▸ Source document
So far I have had messages equally appalled and enthused by the programme. To those who regret the removal (or destruction) of the site I would just add that several similar sites are removed (by gravel extraction or road building) each year in other parts of the country. So far no fuss has been made about these, which suggests to me either it was the good preservation of the timbers or the enormous publicity which set some people off about the Seahenge site.

Photos and books
Normally in the months before Christmas I am involved with the production of the Time Team Reports but this year we didn't produce one. Instead I supplied a lot of pictures for Tim Taylor's new book. Also I finished at long last Mick's Archaeology (Tempus), which I mentioned in my last diary. I had forgotten how long it takes to check everything, put captions to pictures and compile the index. I also went to Cornwall, where my old friend Martin Elliot (whom I have known since I was four) took some pictures of me for the cover of the book. Martin's photographic work is well known – he took the famous picture of the 'Tennis Girl' in the 1970s which has so often been used as a poster.

The publisher, another old friend, Peter Kemis Betty, was impressed enough with the book to suggest a reprint of my monasteries book, which came out in 1993 but has not been available for several years as the publishers went bankrupt! So I have spent a lot of time sorting out illustrations and finding maps and photos so that I can get this to the publishers (Tempus) by the end of January. It will be out in May 2000 with a splendid new cover and lots of colour pictures, renamed Monasteries in the Landscape. This is not the same as my early monasteries book which I am still (slowly) working on.

▸ Dataset excerpt
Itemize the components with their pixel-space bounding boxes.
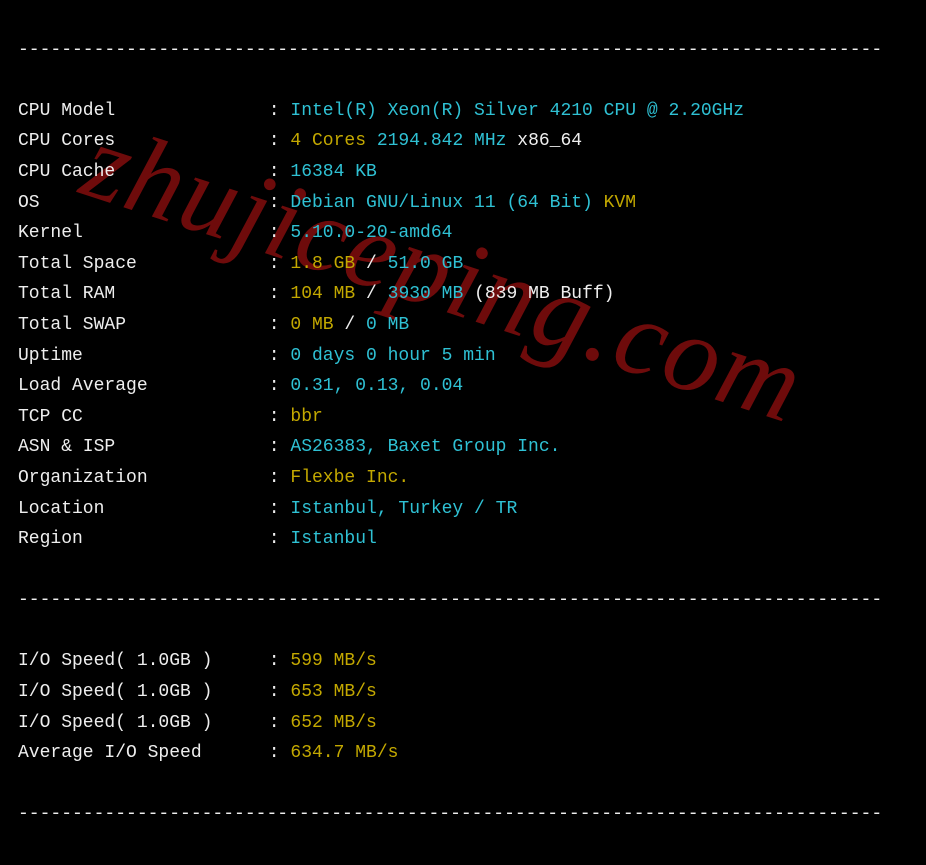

▸ Exercise
Duplicate the passage of the diary entry above starting at "So far I have" and ending at "the Seahenge site.".

▸ Output of the exercise
So far I have had messages equally appalled and enthused by the programme. To those who regret the removal (or destruction) of the site I would just add that several similar sites are removed (by gravel extraction or road building) each year in other parts of the country. So far no fuss has been made about these, which suggests to me either it was the good preservation of the timbers or the enormous publicity which set some people off about the Seahenge site.